→ **SHORT TASK**
Make an exact copy of each entry, leaving out every picture.

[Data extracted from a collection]

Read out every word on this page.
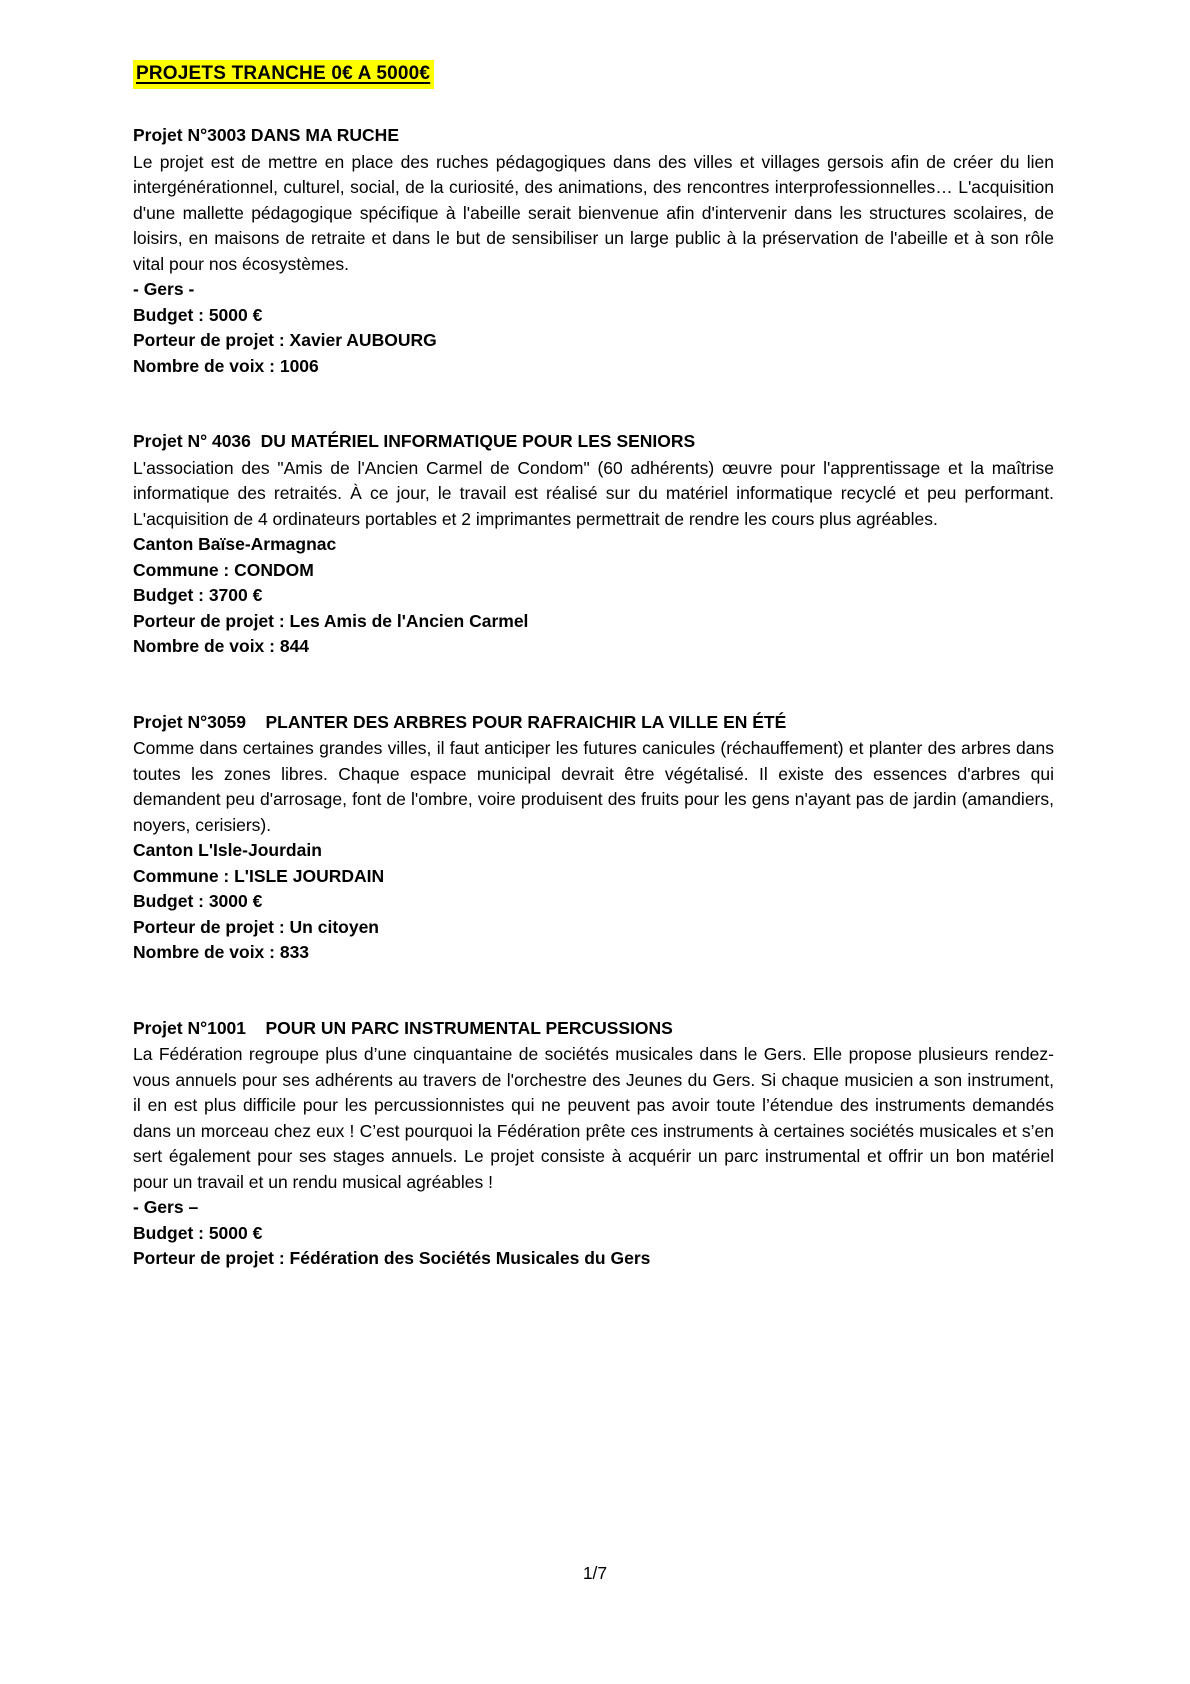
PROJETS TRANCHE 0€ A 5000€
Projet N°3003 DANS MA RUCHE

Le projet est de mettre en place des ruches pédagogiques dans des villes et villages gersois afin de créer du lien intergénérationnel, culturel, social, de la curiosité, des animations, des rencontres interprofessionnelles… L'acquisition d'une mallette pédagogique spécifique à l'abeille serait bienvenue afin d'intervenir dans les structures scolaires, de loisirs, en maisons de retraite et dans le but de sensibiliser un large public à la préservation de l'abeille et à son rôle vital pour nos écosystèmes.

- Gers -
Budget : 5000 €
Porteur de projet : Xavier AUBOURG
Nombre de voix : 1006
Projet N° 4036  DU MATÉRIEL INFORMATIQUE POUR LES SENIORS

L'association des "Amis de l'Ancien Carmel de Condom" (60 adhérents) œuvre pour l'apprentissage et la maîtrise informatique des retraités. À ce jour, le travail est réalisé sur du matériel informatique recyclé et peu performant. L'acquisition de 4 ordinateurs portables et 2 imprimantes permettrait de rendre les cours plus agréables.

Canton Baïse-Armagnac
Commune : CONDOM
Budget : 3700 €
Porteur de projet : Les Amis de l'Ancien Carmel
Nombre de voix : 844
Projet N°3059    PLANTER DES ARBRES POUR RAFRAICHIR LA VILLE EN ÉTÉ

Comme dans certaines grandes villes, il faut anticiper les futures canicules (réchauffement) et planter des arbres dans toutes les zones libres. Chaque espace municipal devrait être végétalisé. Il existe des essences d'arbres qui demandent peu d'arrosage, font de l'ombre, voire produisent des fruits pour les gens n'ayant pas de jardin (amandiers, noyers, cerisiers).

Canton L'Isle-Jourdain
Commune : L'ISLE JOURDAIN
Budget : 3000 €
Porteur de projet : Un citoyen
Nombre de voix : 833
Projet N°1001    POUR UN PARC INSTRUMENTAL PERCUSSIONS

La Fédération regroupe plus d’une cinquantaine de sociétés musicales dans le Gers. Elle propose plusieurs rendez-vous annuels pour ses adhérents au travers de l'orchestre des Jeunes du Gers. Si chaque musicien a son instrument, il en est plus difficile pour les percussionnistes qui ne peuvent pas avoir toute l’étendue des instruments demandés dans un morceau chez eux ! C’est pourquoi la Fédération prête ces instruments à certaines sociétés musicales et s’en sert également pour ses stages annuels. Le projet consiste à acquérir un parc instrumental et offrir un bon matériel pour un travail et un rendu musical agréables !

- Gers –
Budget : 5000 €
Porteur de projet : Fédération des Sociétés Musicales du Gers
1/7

→ **TASK SOLUTION**
Read out every word on this page.
PROJETS TRANCHE 0€ A 5000€
Projet N°3003 DANS MA RUCHE

Le projet est de mettre en place des ruches pédagogiques dans des villes et villages gersois afin de créer du lien intergénérationnel, culturel, social, de la curiosité, des animations, des rencontres interprofessionnelles… L'acquisition d'une mallette pédagogique spécifique à l'abeille serait bienvenue afin d'intervenir dans les structures scolaires, de loisirs, en maisons de retraite et dans le but de sensibiliser un large public à la préservation de l'abeille et à son rôle vital pour nos écosystèmes.

- Gers -
Budget : 5000 €
Porteur de projet : Xavier AUBOURG
Nombre de voix : 1006
Projet N° 4036  DU MATÉRIEL INFORMATIQUE POUR LES SENIORS

L'association des "Amis de l'Ancien Carmel de Condom" (60 adhérents) œuvre pour l'apprentissage et la maîtrise informatique des retraités. À ce jour, le travail est réalisé sur du matériel informatique recyclé et peu performant. L'acquisition de 4 ordinateurs portables et 2 imprimantes permettrait de rendre les cours plus agréables.

Canton Baïse-Armagnac
Commune : CONDOM
Budget : 3700 €
Porteur de projet : Les Amis de l'Ancien Carmel
Nombre de voix : 844
Projet N°3059    PLANTER DES ARBRES POUR RAFRAICHIR LA VILLE EN ÉTÉ

Comme dans certaines grandes villes, il faut anticiper les futures canicules (réchauffement) et planter des arbres dans toutes les zones libres. Chaque espace municipal devrait être végétalisé. Il existe des essences d'arbres qui demandent peu d'arrosage, font de l'ombre, voire produisent des fruits pour les gens n'ayant pas de jardin (amandiers, noyers, cerisiers).

Canton L'Isle-Jourdain
Commune : L'ISLE JOURDAIN
Budget : 3000 €
Porteur de projet : Un citoyen
Nombre de voix : 833
Projet N°1001    POUR UN PARC INSTRUMENTAL PERCUSSIONS

La Fédération regroupe plus d’une cinquantaine de sociétés musicales dans le Gers. Elle propose plusieurs rendez-vous annuels pour ses adhérents au travers de l'orchestre des Jeunes du Gers. Si chaque musicien a son instrument, il en est plus difficile pour les percussionnistes qui ne peuvent pas avoir toute l’étendue des instruments demandés dans un morceau chez eux ! C’est pourquoi la Fédération prête ces instruments à certaines sociétés musicales et s’en sert également pour ses stages annuels. Le projet consiste à acquérir un parc instrumental et offrir un bon matériel pour un travail et un rendu musical agréables !

- Gers –
Budget : 5000 €
Porteur de projet : Fédération des Sociétés Musicales du Gers
1/7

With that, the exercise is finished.